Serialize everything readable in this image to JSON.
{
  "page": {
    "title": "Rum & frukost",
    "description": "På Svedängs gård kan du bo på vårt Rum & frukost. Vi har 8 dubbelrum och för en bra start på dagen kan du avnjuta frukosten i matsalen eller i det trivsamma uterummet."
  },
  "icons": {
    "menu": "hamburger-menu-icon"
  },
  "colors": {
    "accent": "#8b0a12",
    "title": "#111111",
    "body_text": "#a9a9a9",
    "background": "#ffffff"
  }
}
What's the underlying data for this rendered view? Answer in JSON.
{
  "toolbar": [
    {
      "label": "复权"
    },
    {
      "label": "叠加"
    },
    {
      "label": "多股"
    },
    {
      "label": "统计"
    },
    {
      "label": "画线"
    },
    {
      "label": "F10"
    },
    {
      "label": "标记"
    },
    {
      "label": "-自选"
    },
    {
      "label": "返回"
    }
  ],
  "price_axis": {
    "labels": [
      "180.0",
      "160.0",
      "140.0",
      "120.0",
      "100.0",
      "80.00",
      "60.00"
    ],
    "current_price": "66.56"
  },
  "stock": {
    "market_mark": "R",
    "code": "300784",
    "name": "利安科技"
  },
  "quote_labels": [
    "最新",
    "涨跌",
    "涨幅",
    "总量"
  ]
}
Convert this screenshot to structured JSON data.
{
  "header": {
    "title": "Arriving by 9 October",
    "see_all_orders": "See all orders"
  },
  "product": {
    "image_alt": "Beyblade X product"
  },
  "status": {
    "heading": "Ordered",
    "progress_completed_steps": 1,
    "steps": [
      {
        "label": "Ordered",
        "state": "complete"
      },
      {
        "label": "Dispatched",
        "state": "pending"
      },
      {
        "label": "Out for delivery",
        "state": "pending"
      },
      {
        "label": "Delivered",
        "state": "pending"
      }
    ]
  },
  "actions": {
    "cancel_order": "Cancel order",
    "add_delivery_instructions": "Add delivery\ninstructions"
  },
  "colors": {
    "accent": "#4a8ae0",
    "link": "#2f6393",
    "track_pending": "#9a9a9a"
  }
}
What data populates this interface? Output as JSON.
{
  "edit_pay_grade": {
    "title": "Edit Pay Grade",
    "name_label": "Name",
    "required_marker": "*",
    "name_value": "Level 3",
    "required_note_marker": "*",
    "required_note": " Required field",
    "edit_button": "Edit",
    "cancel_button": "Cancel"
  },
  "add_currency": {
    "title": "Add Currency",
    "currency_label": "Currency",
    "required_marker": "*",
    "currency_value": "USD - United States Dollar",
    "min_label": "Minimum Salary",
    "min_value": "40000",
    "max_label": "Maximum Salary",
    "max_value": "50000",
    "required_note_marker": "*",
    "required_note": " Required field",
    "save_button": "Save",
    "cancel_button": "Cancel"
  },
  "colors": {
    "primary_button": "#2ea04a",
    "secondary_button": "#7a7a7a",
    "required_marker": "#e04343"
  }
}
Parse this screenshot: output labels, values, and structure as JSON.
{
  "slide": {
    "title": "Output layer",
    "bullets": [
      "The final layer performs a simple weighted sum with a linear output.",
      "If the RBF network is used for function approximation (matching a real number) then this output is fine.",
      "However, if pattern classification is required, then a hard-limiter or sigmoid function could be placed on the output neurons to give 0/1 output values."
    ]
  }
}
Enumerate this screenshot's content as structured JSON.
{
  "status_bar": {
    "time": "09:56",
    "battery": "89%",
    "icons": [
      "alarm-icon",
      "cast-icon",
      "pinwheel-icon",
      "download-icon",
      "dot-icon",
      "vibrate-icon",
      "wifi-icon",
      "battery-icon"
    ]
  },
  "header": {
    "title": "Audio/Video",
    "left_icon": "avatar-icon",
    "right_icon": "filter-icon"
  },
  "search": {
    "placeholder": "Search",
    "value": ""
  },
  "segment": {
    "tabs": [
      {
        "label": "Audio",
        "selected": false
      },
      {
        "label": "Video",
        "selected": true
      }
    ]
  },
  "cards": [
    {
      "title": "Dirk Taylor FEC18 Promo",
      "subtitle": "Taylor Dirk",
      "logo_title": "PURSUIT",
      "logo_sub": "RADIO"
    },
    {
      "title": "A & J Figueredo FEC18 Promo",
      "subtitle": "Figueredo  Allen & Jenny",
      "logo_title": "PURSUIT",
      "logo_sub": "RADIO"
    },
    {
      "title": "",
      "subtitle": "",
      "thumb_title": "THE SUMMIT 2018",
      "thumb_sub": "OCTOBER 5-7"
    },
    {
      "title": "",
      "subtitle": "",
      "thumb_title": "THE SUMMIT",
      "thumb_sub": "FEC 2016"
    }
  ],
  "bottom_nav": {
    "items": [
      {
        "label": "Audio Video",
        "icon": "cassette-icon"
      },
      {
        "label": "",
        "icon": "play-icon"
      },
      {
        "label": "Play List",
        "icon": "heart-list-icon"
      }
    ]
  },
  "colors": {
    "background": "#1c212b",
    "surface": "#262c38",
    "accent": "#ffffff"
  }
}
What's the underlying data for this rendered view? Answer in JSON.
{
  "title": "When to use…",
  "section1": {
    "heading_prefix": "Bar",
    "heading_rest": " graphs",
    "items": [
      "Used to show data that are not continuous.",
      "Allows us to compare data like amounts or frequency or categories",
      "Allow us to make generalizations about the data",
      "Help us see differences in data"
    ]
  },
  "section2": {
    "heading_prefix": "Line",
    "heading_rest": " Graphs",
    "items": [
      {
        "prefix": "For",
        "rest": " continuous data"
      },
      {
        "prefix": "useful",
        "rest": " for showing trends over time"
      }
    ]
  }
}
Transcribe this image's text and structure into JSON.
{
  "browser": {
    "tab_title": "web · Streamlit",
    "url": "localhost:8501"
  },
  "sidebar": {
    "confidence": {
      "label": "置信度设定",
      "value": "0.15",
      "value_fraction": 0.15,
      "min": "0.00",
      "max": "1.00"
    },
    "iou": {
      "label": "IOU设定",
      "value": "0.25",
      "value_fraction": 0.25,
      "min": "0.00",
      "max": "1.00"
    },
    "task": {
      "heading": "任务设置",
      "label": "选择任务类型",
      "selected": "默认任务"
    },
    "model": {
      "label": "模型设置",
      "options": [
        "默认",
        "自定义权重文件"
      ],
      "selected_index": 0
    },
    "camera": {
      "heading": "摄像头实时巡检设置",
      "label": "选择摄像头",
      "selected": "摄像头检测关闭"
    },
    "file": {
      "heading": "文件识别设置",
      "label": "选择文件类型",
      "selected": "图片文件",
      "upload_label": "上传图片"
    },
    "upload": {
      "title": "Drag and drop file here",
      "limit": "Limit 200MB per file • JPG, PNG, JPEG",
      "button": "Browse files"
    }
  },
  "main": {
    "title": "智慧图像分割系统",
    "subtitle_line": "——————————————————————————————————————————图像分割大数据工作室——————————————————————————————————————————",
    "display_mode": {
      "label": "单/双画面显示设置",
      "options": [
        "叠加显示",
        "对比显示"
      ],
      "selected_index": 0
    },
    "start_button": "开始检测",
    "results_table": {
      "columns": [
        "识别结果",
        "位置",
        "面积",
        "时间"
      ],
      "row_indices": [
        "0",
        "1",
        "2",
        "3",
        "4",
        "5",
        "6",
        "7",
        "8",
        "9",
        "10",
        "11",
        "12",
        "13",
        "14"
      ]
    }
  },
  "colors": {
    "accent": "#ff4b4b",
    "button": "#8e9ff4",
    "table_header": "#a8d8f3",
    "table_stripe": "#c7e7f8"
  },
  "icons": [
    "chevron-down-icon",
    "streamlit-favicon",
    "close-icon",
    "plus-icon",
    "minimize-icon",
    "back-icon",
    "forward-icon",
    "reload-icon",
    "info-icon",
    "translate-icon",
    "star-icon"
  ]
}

*To be done:* The entries above must be returned in full, exactly as shown.

*Solution for this task:*
Serialize everything readable in this image to JSON.
{
  "page": {
    "title": "Rum & frukost",
    "description": "På Svedängs gård kan du bo på vårt Rum & frukost. Vi har 8 dubbelrum och för en bra start på dagen kan du avnjuta frukosten i matsalen eller i det trivsamma uterummet."
  },
  "icons": {
    "menu": "hamburger-menu-icon"
  },
  "colors": {
    "accent": "#8b0a12",
    "title": "#111111",
    "body_text": "#a9a9a9",
    "background": "#ffffff"
  }
}
What's the underlying data for this rendered view? Answer in JSON.
{
  "toolbar": [
    {
      "label": "复权"
    },
    {
      "label": "叠加"
    },
    {
      "label": "多股"
    },
    {
      "label": "统计"
    },
    {
      "label": "画线"
    },
    {
      "label": "F10"
    },
    {
      "label": "标记"
    },
    {
      "label": "-自选"
    },
    {
      "label": "返回"
    }
  ],
  "price_axis": {
    "labels": [
      "180.0",
      "160.0",
      "140.0",
      "120.0",
      "100.0",
      "80.00",
      "60.00"
    ],
    "current_price": "66.56"
  },
  "stock": {
    "market_mark": "R",
    "code": "300784",
    "name": "利安科技"
  },
  "quote_labels": [
    "最新",
    "涨跌",
    "涨幅",
    "总量"
  ]
}
Convert this screenshot to structured JSON data.
{
  "header": {
    "title": "Arriving by 9 October",
    "see_all_orders": "See all orders"
  },
  "product": {
    "image_alt": "Beyblade X product"
  },
  "status": {
    "heading": "Ordered",
    "progress_completed_steps": 1,
    "steps": [
      {
        "label": "Ordered",
        "state": "complete"
      },
      {
        "label": "Dispatched",
        "state": "pending"
      },
      {
        "label": "Out for delivery",
        "state": "pending"
      },
      {
        "label": "Delivered",
        "state": "pending"
      }
    ]
  },
  "actions": {
    "cancel_order": "Cancel order",
    "add_delivery_instructions": "Add delivery\ninstructions"
  },
  "colors": {
    "accent": "#4a8ae0",
    "link": "#2f6393",
    "track_pending": "#9a9a9a"
  }
}
What data populates this interface? Output as JSON.
{
  "edit_pay_grade": {
    "title": "Edit Pay Grade",
    "name_label": "Name",
    "required_marker": "*",
    "name_value": "Level 3",
    "required_note_marker": "*",
    "required_note": " Required field",
    "edit_button": "Edit",
    "cancel_button": "Cancel"
  },
  "add_currency": {
    "title": "Add Currency",
    "currency_label": "Currency",
    "required_marker": "*",
    "currency_value": "USD - United States Dollar",
    "min_label": "Minimum Salary",
    "min_value": "40000",
    "max_label": "Maximum Salary",
    "max_value": "50000",
    "required_note_marker": "*",
    "required_note": " Required field",
    "save_button": "Save",
    "cancel_button": "Cancel"
  },
  "colors": {
    "primary_button": "#2ea04a",
    "secondary_button": "#7a7a7a",
    "required_marker": "#e04343"
  }
}
Parse this screenshot: output labels, values, and structure as JSON.
{
  "slide": {
    "title": "Output layer",
    "bullets": [
      "The final layer performs a simple weighted sum with a linear output.",
      "If the RBF network is used for function approximation (matching a real number) then this output is fine.",
      "However, if pattern classification is required, then a hard-limiter or sigmoid function could be placed on the output neurons to give 0/1 output values."
    ]
  }
}
Enumerate this screenshot's content as structured JSON.
{
  "status_bar": {
    "time": "09:56",
    "battery": "89%",
    "icons": [
      "alarm-icon",
      "cast-icon",
      "pinwheel-icon",
      "download-icon",
      "dot-icon",
      "vibrate-icon",
      "wifi-icon",
      "battery-icon"
    ]
  },
  "header": {
    "title": "Audio/Video",
    "left_icon": "avatar-icon",
    "right_icon": "filter-icon"
  },
  "search": {
    "placeholder": "Search",
    "value": ""
  },
  "segment": {
    "tabs": [
      {
        "label": "Audio",
        "selected": false
      },
      {
        "label": "Video",
        "selected": true
      }
    ]
  },
  "cards": [
    {
      "title": "Dirk Taylor FEC18 Promo",
      "subtitle": "Taylor Dirk",
      "logo_title": "PURSUIT",
      "logo_sub": "RADIO"
    },
    {
      "title": "A & J Figueredo FEC18 Promo",
      "subtitle": "Figueredo  Allen & Jenny",
      "logo_title": "PURSUIT",
      "logo_sub": "RADIO"
    },
    {
      "title": "",
      "subtitle": "",
      "thumb_title": "THE SUMMIT 2018",
      "thumb_sub": "OCTOBER 5-7"
    },
    {
      "title": "",
      "subtitle": "",
      "thumb_title": "THE SUMMIT",
      "thumb_sub": "FEC 2016"
    }
  ],
  "bottom_nav": {
    "items": [
      {
        "label": "Audio Video",
        "icon": "cassette-icon"
      },
      {
        "label": "",
        "icon": "play-icon"
      },
      {
        "label": "Play List",
        "icon": "heart-list-icon"
      }
    ]
  },
  "colors": {
    "background": "#1c212b",
    "surface": "#262c38",
    "accent": "#ffffff"
  }
}
What's the underlying data for this rendered view? Answer in JSON.
{
  "title": "When to use…",
  "section1": {
    "heading_prefix": "Bar",
    "heading_rest": " graphs",
    "items": [
      "Used to show data that are not continuous.",
      "Allows us to compare data like amounts or frequency or categories",
      "Allow us to make generalizations about the data",
      "Help us see differences in data"
    ]
  },
  "section2": {
    "heading_prefix": "Line",
    "heading_rest": " Graphs",
    "items": [
      {
        "prefix": "For",
        "rest": " continuous data"
      },
      {
        "prefix": "useful",
        "rest": " for showing trends over time"
      }
    ]
  }
}
Transcribe this image's text and structure into JSON.
{
  "browser": {
    "tab_title": "web · Streamlit",
    "url": "localhost:8501"
  },
  "sidebar": {
    "confidence": {
      "label": "置信度设定",
      "value": "0.15",
      "value_fraction": 0.15,
      "min": "0.00",
      "max": "1.00"
    },
    "iou": {
      "label": "IOU设定",
      "value": "0.25",
      "value_fraction": 0.25,
      "min": "0.00",
      "max": "1.00"
    },
    "task": {
      "heading": "任务设置",
      "label": "选择任务类型",
      "selected": "默认任务"
    },
    "model": {
      "label": "模型设置",
      "options": [
        "默认",
        "自定义权重文件"
      ],
      "selected_index": 0
    },
    "camera": {
      "heading": "摄像头实时巡检设置",
      "label": "选择摄像头",
      "selected": "摄像头检测关闭"
    },
    "file": {
      "heading": "文件识别设置",
      "label": "选择文件类型",
      "selected": "图片文件",
      "upload_label": "上传图片"
    },
    "upload": {
      "title": "Drag and drop file here",
      "limit": "Limit 200MB per file • JPG, PNG, JPEG",
      "button": "Browse files"
    }
  },
  "main": {
    "title": "智慧图像分割系统",
    "subtitle_line": "——————————————————————————————————————————图像分割大数据工作室——————————————————————————————————————————",
    "display_mode": {
      "label": "单/双画面显示设置",
      "options": [
        "叠加显示",
        "对比显示"
      ],
      "selected_index": 0
    },
    "start_button": "开始检测",
    "results_table": {
      "columns": [
        "识别结果",
        "位置",
        "面积",
        "时间"
      ],
      "row_indices": [
        "0",
        "1",
        "2",
        "3",
        "4",
        "5",
        "6",
        "7",
        "8",
        "9",
        "10",
        "11",
        "12",
        "13",
        "14"
      ]
    }
  },
  "colors": {
    "accent": "#ff4b4b",
    "button": "#8e9ff4",
    "table_header": "#a8d8f3",
    "table_stripe": "#c7e7f8"
  },
  "icons": [
    "chevron-down-icon",
    "streamlit-favicon",
    "close-icon",
    "plus-icon",
    "minimize-icon",
    "back-icon",
    "forward-icon",
    "reload-icon",
    "info-icon",
    "translate-icon",
    "star-icon"
  ]
}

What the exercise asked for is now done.